[BEGIN Task material]

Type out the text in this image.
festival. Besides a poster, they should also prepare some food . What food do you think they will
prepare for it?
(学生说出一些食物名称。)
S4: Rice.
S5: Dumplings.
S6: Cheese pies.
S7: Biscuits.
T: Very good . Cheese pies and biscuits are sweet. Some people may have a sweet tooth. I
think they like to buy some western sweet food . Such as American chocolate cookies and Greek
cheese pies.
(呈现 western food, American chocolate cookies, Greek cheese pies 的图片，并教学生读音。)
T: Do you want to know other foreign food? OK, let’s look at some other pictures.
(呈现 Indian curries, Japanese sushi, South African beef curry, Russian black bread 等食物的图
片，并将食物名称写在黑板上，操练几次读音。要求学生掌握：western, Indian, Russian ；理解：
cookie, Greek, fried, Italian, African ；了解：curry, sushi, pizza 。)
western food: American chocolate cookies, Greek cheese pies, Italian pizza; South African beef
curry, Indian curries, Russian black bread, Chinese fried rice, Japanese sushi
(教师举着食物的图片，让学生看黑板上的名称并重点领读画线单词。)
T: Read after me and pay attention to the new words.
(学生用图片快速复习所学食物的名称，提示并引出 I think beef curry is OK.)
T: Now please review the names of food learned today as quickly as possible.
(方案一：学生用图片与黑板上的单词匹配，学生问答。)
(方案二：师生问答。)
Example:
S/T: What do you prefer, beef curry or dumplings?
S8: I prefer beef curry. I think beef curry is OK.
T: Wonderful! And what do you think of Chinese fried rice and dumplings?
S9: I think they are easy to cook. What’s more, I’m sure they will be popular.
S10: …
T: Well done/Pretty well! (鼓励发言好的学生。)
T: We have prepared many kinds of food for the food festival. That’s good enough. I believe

[END Task material]

# [The exercise]
Retype the records that precede this task, keeping them exactly the same.

# [Finished task]
Type out the text in this image.
festival. Besides a poster, they should also prepare some food . What food do you think they will
prepare for it?
(学生说出一些食物名称。)
S4: Rice.
S5: Dumplings.
S6: Cheese pies.
S7: Biscuits.
T: Very good . Cheese pies and biscuits are sweet. Some people may have a sweet tooth. I
think they like to buy some western sweet food . Such as American chocolate cookies and Greek
cheese pies.
(呈现 western food, American chocolate cookies, Greek cheese pies 的图片，并教学生读音。)
T: Do you want to know other foreign food? OK, let’s look at some other pictures.
(呈现 Indian curries, Japanese sushi, South African beef curry, Russian black bread 等食物的图
片，并将食物名称写在黑板上，操练几次读音。要求学生掌握：western, Indian, Russian ；理解：
cookie, Greek, fried, Italian, African ；了解：curry, sushi, pizza 。)
western food: American chocolate cookies, Greek cheese pies, Italian pizza; South African beef
curry, Indian curries, Russian black bread, Chinese fried rice, Japanese sushi
(教师举着食物的图片，让学生看黑板上的名称并重点领读画线单词。)
T: Read after me and pay attention to the new words.
(学生用图片快速复习所学食物的名称，提示并引出 I think beef curry is OK.)
T: Now please review the names of food learned today as quickly as possible.
(方案一：学生用图片与黑板上的单词匹配，学生问答。)
(方案二：师生问答。)
Example:
S/T: What do you prefer, beef curry or dumplings?
S8: I prefer beef curry. I think beef curry is OK.
T: Wonderful! And what do you think of Chinese fried rice and dumplings?
S9: I think they are easy to cook. What’s more, I’m sure they will be popular.
S10: …
T: Well done/Pretty well! (鼓励发言好的学生。)
T: We have prepared many kinds of food for the food festival. That’s good enough. I believe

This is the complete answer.